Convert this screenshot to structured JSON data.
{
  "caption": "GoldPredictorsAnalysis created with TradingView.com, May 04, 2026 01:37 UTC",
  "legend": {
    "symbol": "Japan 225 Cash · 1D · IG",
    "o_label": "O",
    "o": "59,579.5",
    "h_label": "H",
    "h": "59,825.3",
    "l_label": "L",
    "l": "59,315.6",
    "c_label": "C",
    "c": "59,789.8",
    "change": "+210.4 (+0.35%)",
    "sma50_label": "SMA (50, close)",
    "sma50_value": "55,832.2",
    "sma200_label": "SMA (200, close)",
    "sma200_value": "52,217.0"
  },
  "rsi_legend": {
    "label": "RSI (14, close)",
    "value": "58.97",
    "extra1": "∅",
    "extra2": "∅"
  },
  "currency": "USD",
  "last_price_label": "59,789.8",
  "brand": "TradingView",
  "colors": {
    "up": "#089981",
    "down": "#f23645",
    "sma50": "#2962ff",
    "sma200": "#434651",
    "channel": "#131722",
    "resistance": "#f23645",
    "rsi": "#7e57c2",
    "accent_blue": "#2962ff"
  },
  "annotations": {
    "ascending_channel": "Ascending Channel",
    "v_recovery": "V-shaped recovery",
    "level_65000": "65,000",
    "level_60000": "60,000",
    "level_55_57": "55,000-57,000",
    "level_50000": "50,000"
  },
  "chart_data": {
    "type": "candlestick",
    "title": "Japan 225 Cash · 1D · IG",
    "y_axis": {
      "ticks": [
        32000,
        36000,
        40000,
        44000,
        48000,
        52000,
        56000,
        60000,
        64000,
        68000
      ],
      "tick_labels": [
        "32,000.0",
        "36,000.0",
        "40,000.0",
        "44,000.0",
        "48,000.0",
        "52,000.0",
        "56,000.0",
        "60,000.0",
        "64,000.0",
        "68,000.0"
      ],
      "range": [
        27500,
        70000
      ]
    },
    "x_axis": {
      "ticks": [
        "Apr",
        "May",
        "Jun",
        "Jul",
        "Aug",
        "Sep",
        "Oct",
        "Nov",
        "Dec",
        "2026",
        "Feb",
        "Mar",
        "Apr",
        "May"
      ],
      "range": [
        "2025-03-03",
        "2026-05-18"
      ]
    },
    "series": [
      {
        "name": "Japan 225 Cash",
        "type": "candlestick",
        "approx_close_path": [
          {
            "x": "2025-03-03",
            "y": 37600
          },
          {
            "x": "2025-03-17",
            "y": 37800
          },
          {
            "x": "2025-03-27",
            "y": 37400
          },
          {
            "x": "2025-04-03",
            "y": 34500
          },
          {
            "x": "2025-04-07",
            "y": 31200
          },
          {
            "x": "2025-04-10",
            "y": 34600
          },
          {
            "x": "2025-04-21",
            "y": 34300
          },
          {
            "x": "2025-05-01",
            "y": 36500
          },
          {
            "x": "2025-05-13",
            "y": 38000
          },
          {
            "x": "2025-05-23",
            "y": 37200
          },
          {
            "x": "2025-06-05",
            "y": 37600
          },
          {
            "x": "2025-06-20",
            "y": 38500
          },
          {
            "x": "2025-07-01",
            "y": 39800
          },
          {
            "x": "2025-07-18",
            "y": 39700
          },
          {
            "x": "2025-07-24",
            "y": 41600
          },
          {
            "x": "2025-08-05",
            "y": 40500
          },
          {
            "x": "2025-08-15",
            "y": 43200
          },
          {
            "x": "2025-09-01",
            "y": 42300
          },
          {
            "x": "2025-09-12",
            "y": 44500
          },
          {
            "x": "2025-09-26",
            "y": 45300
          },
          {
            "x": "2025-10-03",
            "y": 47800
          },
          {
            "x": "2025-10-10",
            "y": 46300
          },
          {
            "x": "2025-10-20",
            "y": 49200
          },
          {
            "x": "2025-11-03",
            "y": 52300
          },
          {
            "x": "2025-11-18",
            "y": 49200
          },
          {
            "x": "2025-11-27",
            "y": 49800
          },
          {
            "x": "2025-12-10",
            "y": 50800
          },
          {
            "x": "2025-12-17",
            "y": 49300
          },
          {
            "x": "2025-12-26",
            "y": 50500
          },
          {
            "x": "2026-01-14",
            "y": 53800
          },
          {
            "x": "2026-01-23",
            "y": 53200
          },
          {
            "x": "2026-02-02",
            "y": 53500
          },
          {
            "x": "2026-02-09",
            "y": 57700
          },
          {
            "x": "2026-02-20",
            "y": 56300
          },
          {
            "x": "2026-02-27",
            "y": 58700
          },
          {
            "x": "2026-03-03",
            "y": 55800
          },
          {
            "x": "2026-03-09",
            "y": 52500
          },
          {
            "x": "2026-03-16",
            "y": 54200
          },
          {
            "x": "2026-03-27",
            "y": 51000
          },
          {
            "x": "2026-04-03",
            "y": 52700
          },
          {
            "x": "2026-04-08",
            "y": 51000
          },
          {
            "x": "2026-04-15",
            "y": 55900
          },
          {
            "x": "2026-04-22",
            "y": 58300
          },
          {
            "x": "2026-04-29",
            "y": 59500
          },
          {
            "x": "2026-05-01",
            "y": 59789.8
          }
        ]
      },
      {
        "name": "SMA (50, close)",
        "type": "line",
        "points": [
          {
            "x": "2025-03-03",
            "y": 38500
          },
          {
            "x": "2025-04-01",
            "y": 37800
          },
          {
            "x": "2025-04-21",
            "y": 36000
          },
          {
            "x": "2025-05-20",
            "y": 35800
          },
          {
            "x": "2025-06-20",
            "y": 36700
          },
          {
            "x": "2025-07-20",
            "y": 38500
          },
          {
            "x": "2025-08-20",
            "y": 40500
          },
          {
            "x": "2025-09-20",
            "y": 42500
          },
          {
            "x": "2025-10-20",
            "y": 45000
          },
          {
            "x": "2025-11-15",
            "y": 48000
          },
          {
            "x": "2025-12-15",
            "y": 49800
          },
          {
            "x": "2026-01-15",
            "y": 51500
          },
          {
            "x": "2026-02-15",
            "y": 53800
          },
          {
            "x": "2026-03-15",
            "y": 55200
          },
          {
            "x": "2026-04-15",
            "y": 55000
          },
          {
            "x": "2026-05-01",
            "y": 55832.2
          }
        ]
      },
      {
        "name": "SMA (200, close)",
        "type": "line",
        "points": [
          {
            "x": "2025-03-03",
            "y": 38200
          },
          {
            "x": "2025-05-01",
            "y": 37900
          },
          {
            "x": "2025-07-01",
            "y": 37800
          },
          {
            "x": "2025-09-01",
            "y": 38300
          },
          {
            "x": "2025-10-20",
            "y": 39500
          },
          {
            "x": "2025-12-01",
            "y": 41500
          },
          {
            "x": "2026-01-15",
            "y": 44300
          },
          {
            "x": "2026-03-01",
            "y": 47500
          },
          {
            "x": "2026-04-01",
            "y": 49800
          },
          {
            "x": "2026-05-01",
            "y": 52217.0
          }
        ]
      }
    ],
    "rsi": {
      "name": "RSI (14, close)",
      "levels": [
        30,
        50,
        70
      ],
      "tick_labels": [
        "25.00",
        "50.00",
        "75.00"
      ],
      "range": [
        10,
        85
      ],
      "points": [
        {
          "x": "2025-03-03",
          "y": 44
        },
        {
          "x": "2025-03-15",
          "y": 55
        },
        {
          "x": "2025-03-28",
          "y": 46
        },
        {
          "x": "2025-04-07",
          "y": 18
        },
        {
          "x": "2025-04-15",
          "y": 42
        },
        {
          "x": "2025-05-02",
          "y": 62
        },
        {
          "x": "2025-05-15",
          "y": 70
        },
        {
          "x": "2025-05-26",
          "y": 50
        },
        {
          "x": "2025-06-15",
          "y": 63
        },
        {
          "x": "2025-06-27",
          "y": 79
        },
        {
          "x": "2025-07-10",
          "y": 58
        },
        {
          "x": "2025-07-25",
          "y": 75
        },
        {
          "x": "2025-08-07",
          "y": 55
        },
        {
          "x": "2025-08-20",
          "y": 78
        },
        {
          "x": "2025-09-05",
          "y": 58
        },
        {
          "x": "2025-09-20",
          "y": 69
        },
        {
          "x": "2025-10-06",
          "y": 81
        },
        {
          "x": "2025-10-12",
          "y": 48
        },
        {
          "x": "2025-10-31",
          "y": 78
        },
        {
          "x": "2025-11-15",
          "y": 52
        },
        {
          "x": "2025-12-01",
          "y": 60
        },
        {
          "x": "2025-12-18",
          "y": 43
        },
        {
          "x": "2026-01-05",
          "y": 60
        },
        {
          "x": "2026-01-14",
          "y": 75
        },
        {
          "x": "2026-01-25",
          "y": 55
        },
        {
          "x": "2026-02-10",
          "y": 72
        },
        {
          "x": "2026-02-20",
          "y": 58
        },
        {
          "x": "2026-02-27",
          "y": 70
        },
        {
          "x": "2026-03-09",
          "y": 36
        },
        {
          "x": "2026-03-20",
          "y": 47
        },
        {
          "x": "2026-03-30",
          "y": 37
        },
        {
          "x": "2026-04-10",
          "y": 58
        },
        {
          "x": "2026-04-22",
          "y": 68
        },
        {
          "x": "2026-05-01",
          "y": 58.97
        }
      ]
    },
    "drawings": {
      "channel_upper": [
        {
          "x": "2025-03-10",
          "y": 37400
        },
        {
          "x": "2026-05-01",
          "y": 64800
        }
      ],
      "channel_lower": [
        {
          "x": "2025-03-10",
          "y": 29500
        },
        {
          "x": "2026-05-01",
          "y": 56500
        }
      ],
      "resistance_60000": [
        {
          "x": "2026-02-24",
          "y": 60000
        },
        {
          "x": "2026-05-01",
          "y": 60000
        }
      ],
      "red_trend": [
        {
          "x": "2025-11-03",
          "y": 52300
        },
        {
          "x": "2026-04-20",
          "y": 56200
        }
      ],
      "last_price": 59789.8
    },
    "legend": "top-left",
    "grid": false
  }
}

# Work required
Using the records above, select and copy every line that has the word "TradingView".

# Expected answer
  "caption": "GoldPredictorsAnalysis created with TradingView.com, May 04, 2026 01:37 UTC",
  "brand": "TradingView",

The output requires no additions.